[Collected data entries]
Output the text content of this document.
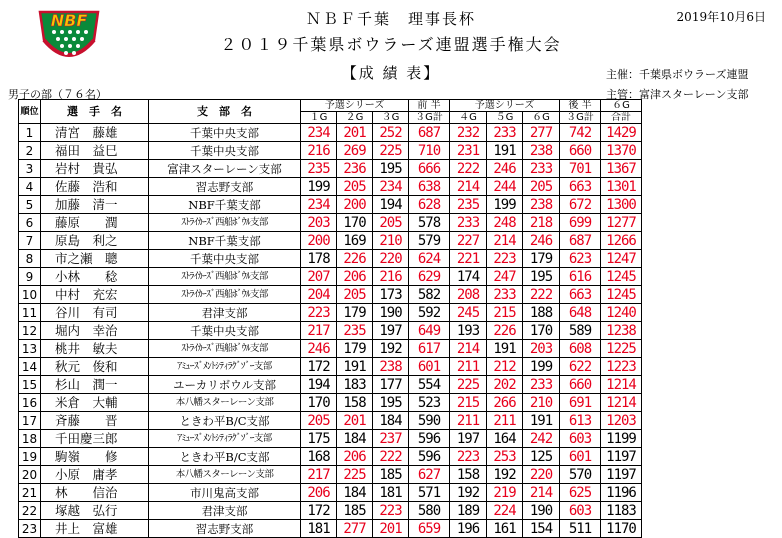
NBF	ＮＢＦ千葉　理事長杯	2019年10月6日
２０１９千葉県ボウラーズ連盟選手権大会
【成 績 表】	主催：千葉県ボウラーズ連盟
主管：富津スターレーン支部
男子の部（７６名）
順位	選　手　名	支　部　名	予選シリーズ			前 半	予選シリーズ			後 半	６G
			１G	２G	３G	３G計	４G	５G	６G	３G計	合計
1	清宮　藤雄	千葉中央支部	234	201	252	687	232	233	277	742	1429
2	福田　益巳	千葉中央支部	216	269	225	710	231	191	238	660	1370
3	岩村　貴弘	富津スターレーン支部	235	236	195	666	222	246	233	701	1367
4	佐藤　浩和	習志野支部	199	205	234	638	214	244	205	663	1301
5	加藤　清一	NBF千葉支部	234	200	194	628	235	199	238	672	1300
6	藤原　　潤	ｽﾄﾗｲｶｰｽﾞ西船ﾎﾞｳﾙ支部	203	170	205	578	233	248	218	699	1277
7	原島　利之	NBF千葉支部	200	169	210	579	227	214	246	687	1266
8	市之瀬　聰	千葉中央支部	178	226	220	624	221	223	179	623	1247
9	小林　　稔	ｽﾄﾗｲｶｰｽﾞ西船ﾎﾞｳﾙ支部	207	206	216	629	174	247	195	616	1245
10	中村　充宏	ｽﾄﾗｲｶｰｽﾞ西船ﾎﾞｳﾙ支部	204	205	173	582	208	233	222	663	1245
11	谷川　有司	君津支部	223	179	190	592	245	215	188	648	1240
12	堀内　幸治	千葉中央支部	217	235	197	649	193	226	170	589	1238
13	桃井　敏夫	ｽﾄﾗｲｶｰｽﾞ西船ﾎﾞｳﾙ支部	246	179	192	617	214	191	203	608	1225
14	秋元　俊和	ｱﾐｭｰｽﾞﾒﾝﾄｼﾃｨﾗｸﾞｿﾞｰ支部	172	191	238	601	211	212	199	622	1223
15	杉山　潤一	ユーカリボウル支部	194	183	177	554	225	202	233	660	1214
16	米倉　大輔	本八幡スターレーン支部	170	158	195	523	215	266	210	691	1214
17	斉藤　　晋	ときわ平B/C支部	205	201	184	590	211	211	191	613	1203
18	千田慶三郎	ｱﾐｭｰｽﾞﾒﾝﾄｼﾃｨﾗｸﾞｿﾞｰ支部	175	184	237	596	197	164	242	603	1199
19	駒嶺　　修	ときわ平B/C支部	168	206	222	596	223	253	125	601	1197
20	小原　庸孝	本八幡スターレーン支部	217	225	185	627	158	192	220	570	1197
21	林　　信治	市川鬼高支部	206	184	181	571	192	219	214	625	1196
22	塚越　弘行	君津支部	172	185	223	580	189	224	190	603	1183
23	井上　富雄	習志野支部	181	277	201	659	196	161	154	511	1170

What the task asks:
Read the entries above, then pull out the lines that include "ｽﾄﾗｲｶｰｽﾞ西船ﾎﾞｳﾙ支部".

Finished answer:
6	藤原　　潤	ｽﾄﾗｲｶｰｽﾞ西船ﾎﾞｳﾙ支部	203	170	205	578	233	248	218	699	1277
9	小林　　稔	ｽﾄﾗｲｶｰｽﾞ西船ﾎﾞｳﾙ支部	207	206	216	629	174	247	195	616	1245
10	中村　充宏	ｽﾄﾗｲｶｰｽﾞ西船ﾎﾞｳﾙ支部	204	205	173	582	208	233	222	663	1245
13	桃井　敏夫	ｽﾄﾗｲｶｰｽﾞ西船ﾎﾞｳﾙ支部	246	179	192	617	214	191	203	608	1225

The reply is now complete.